● **Stated task**:
Please arrange the lines below as a Markdown table with the columns "Row" and "Line": number each line in order, skip any blank lines, and leave the picture out.

● **Source data**:
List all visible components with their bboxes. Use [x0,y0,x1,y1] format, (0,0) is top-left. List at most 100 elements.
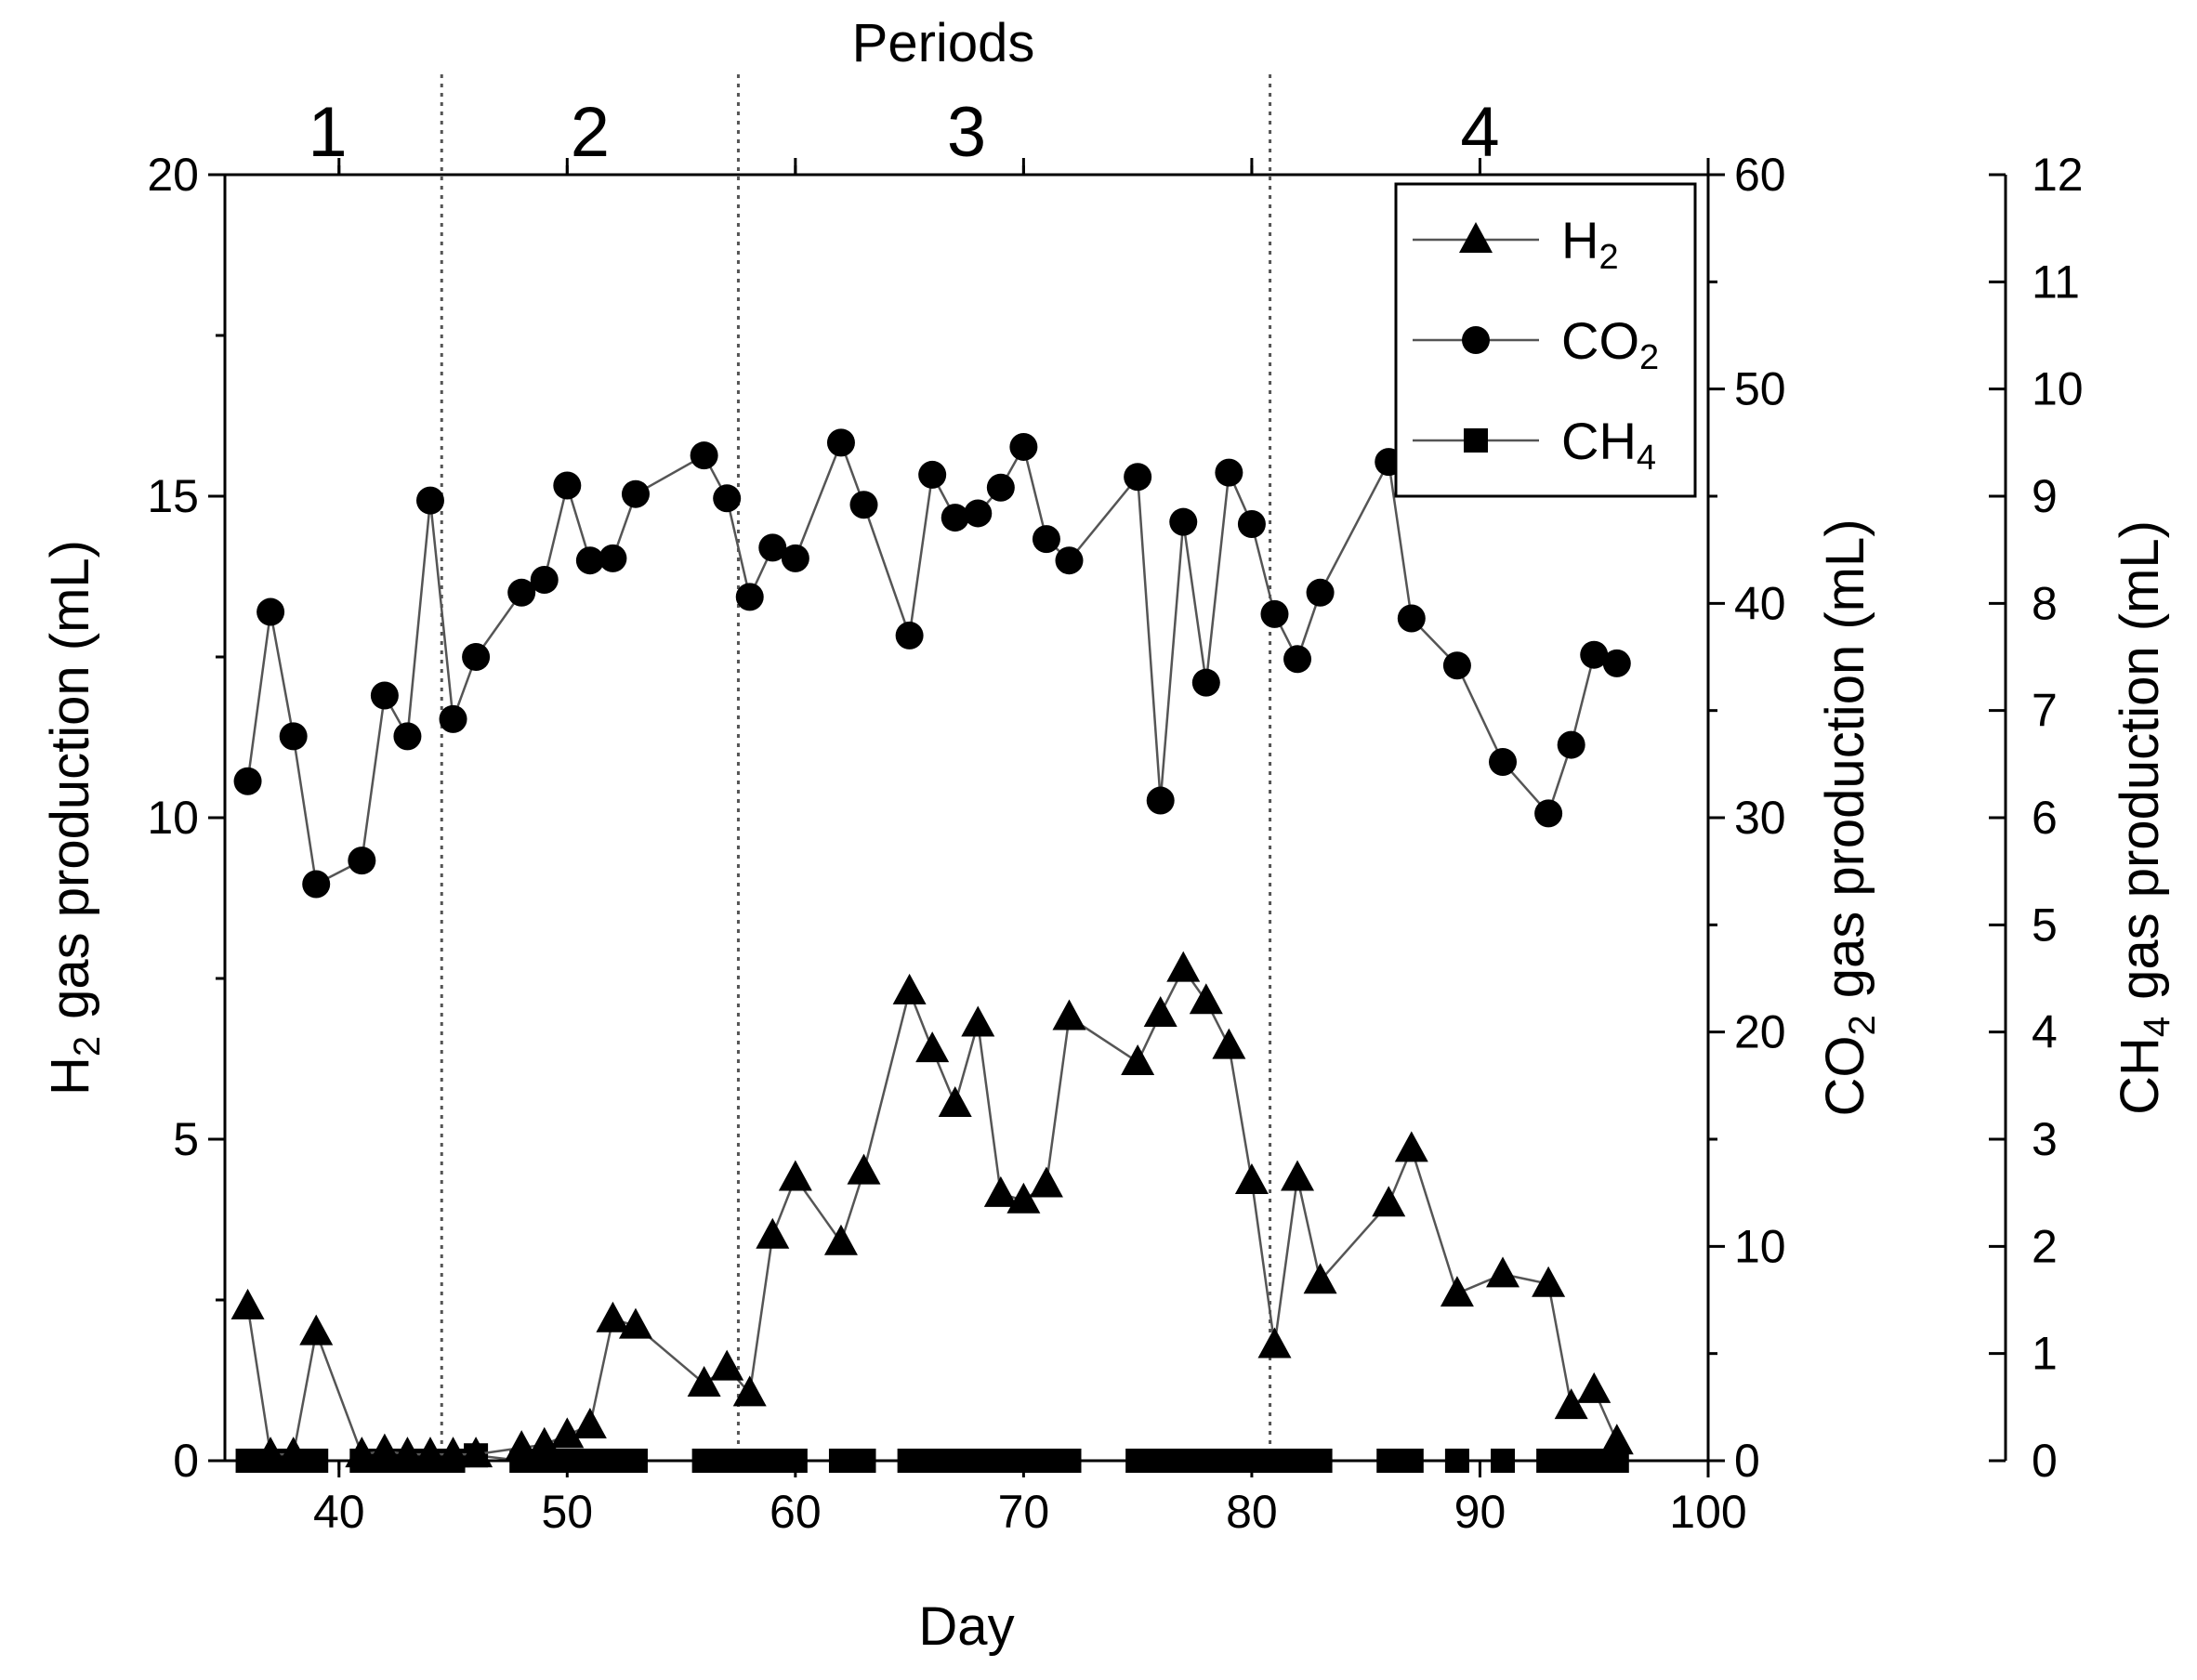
h2-point [367,1433,401,1464]
period-labels: 1 2 3 4 [308,93,1499,172]
co2-tick-label: 10 [1734,1220,1786,1272]
co2-point [279,722,308,751]
co2-tick-label: 20 [1734,1006,1786,1058]
x-tick-label: 100 [1669,1486,1746,1538]
h2-point [1281,1160,1315,1191]
h2-point [1143,996,1177,1028]
co2-point [781,544,809,572]
co2-tick-label: 40 [1734,577,1786,629]
ch4-axis-title: CH4gas production (mL) [2110,520,2177,1115]
h2-point [778,1160,812,1191]
h2-point [823,1224,858,1255]
h2-axis-title: H2gas production (mL) [40,540,108,1096]
ch4-tick-label: 8 [2032,577,2058,629]
h2-point [1599,1424,1634,1455]
legend-marker-h2 [1459,222,1493,253]
x-tick-label: 90 [1454,1486,1506,1538]
co2-point [986,473,1015,502]
co2-point [1055,546,1084,575]
h2-point [1394,1131,1428,1162]
co2-point [1260,599,1289,628]
h2-tick-label: 5 [173,1113,199,1165]
h2-point [983,1175,1018,1207]
h2-point [299,1314,334,1345]
co2-point [964,499,993,528]
h2-point [915,1031,950,1063]
period-label: 3 [947,93,986,172]
co2-point [370,681,399,710]
h2-point [961,1005,995,1037]
co2-point [1215,458,1243,487]
h2-point [892,973,927,1004]
h2-point [1212,1028,1246,1059]
h2-point [1006,1182,1041,1214]
co2-point [758,533,787,562]
co2-point [1580,640,1609,669]
co2-point [1191,668,1220,697]
co2-point [575,546,604,575]
h2-point [756,1217,790,1249]
co2-point [1306,578,1335,607]
ch4-tick-label: 2 [2032,1220,2058,1272]
h2-point [550,1417,585,1449]
co2-tick-label: 60 [1734,149,1786,201]
co2-point [415,486,444,515]
co2-point [1534,799,1563,828]
period-label: 4 [1460,93,1499,172]
axis-ticks: 40 50 60 70 80 90 1000510152001020304050600123… [147,149,2083,1538]
co2-tick-label: 50 [1734,363,1786,415]
h2-point [527,1426,561,1458]
h2-point [230,1288,265,1319]
ch4-tick-label: 9 [2032,470,2058,522]
h2-point [1372,1186,1406,1217]
co2-point [1169,507,1198,536]
h2-point [732,1375,767,1407]
legend-label-h2: H2 [1561,211,1619,277]
h2-point [1440,1276,1474,1307]
ch4-tick-label: 6 [2032,792,2058,844]
co2-point [849,491,878,519]
legend: H2 CO2 CH4 [1394,182,1697,498]
co2-point [1283,645,1312,674]
co2-point [439,704,467,733]
ch4-tick-label: 7 [2032,685,2058,737]
co2-point [690,441,718,470]
ch4-tick-label: 5 [2032,899,2058,951]
x-tick-label: 40 [313,1486,365,1538]
h2-point [572,1407,607,1438]
h2-tick-label: 10 [147,792,199,844]
co2-point [1032,525,1060,554]
co2-point [393,722,422,751]
h2-point [1257,1327,1292,1358]
h2-point [938,1085,972,1117]
h2-point [1554,1388,1588,1420]
h2-point [596,1301,630,1332]
co2-point [735,583,764,611]
h2-point [1234,1162,1269,1194]
ch4-tick-label: 4 [2032,1006,2058,1058]
co2-point [599,544,627,572]
h2-point [1303,1263,1337,1294]
h2-point [1189,983,1223,1015]
co2-tick-label: 30 [1734,792,1786,844]
co2-point [1557,730,1585,759]
x-tick-label: 70 [998,1486,1050,1538]
co2-axis-title: CO2gas production (mL) [1815,518,1883,1116]
h2-point [505,1430,539,1462]
h2-point [1121,1043,1155,1075]
ch4-tick-label: 10 [2032,363,2084,415]
co2-point [895,621,924,650]
co2-point [621,479,650,508]
co2-point [1442,651,1471,680]
co2-point [941,504,969,532]
co2-point [348,847,376,875]
ch4-tick-label: 3 [2032,1113,2058,1165]
x-tick-label: 60 [770,1486,822,1538]
h2-point [1029,1166,1063,1198]
co2-point [1489,748,1518,777]
co2-point [1237,509,1266,538]
co2-point [826,428,855,457]
period-dividers [440,74,1272,1461]
co2-line [246,439,1618,886]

● **Solution to this exercise**:
| Row | Line |
|---|---|
| 1 | List all visible components with their bboxes. Use [x0,y0,x1,y1] format, (0,0) is top-left. List at most 100 elements. |
| 2 | h2-point [367,1433,401,1464] |
| 3 | period-labels: 1 2 3 4 [308,93,1499,172] |
| 4 | co2-tick-label: 10 [1734,1220,1786,1272] |
| 5 | co2-point [279,722,308,751] |
| 6 | co2-tick-label: 20 [1734,1006,1786,1058] |
| 7 | x-tick-label: 100 [1669,1486,1746,1538] |
| 8 | h2-point [1281,1160,1315,1191] |
| 9 | h2-point [1143,996,1177,1028] |
| 10 | co2-point [781,544,809,572] |
| 11 | co2-tick-label: 40 [1734,577,1786,629] |
| 12 | ch4-axis-title: CH4gas production (mL) [2110,520,2177,1115] |
| 13 | h2-point [778,1160,812,1191] |
| 14 | h2-point [823,1224,858,1255] |
| 15 | h2-axis-title: H2gas production (mL) [40,540,108,1096] |
| 16 | ch4-tick-label: 8 [2032,577,2058,629] |
| 17 | h2-point [1599,1424,1634,1455] |
| 18 | legend-marker-h2 [1459,222,1493,253] |
| 19 | x-tick-label: 90 [1454,1486,1506,1538] |
| 20 | co2-point [986,473,1015,502] |
| 21 | co2-point [1055,546,1084,575] |
| 22 | h2-point [1394,1131,1428,1162] |
| 23 | co2-point [1260,599,1289,628] |
| 24 | h2-tick-label: 5 [173,1113,199,1165] |
| 25 | h2-point [983,1175,1018,1207] |
| 26 | h2-point [299,1314,334,1345] |
| 27 | co2-point [964,499,993,528] |
| 28 | h2-point [915,1031,950,1063] |
| 29 | period-label: 3 [947,93,986,172] |
| 30 | co2-point [370,681,399,710] |
| 31 | h2-point [961,1005,995,1037] |
| 32 | co2-point [1215,458,1243,487] |
| 33 | h2-point [892,973,927,1004] |
| 34 | h2-point [1212,1028,1246,1059] |
| 35 | h2-point [1006,1182,1041,1214] |
| 36 | co2-point [758,533,787,562] |
| 37 | co2-point [1580,640,1609,669] |
| 38 | co2-point [1191,668,1220,697] |
| 39 | co2-point [575,546,604,575] |
| 40 | h2-point [756,1217,790,1249] |
| 41 | co2-point [1306,578,1335,607] |
| 42 | ch4-tick-label: 2 [2032,1220,2058,1272] |
| 43 | h2-point [550,1417,585,1449] |
| 44 | co2-tick-label: 60 [1734,149,1786,201] |
| 45 | co2-point [415,486,444,515] |
| 46 | co2-point [1534,799,1563,828] |
| 47 | period-label: 4 [1460,93,1499,172] |
| 48 | axis-ticks: 40 50 60 70 80 90 1000510152001020304050600123… [147,149,2083,1538] |
| 49 | co2-tick-label: 50 [1734,363,1786,415] |
| 50 | h2-point [527,1426,561,1458] |
| 51 | h2-point [230,1288,265,1319] |
| 52 | ch4-tick-label: 9 [2032,470,2058,522] |
| 53 | h2-point [1372,1186,1406,1217] |
| 54 | co2-point [1169,507,1198,536] |
| 55 | h2-point [732,1375,767,1407] |
| 56 | legend-label-h2: H2 [1561,211,1619,277] |
| 57 | h2-point [1440,1276,1474,1307] |
| 58 | ch4-tick-label: 6 [2032,792,2058,844] |
| 59 | co2-point [849,491,878,519] |
| 60 | legend: H2 CO2 CH4 [1394,182,1697,498] |
| 61 | co2-point [1283,645,1312,674] |
| 62 | co2-point [439,704,467,733] |
| 63 | ch4-tick-label: 7 [2032,685,2058,737] |
| 64 | co2-point [690,441,718,470] |
| 65 | ch4-tick-label: 5 [2032,899,2058,951] |
| 66 | x-tick-label: 40 [313,1486,365,1538] |
| 67 | h2-point [572,1407,607,1438] |
| 68 | h2-tick-label: 10 [147,792,199,844] |
| 69 | co2-point [1032,525,1060,554] |
| 70 | co2-point [393,722,422,751] |
| 71 | h2-point [1257,1327,1292,1358] |
| 72 | h2-point [938,1085,972,1117] |
| 73 | h2-point [1554,1388,1588,1420] |
| 74 | h2-point [596,1301,630,1332] |
| 75 | co2-point [735,583,764,611] |
| 76 | h2-point [1234,1162,1269,1194] |
| 77 | ch4-tick-label: 4 [2032,1006,2058,1058] |
| 78 | co2-point [599,544,627,572] |
| 79 | h2-point [1303,1263,1337,1294] |
| 80 | h2-point [1189,983,1223,1015] |
| 81 | co2-tick-label: 30 [1734,792,1786,844] |
| 82 | co2-point [1557,730,1585,759] |
| 83 | x-tick-label: 70 [998,1486,1050,1538] |
| 84 | co2-axis-title: CO2gas production (mL) [1815,518,1883,1116] |
| 85 | h2-point [505,1430,539,1462] |
| 86 | h2-point [1121,1043,1155,1075] |
| 87 | ch4-tick-label: 10 [2032,363,2084,415] |
| 88 | co2-point [895,621,924,650] |
| 89 | co2-point [621,479,650,508] |
| 90 | co2-point [1442,651,1471,680] |
| 91 | co2-point [941,504,969,532] |
| 92 | co2-point [348,847,376,875] |
| 93 | ch4-tick-label: 3 [2032,1113,2058,1165] |
| 94 | x-tick-label: 60 [770,1486,822,1538] |
| 95 | h2-point [1029,1166,1063,1198] |
| 96 | co2-point [1489,748,1518,777] |
| 97 | co2-point [1237,509,1266,538] |
| 98 | co2-point [826,428,855,457] |
| 99 | period-dividers [440,74,1272,1461] |
| 100 | co2-line [246,439,1618,886] |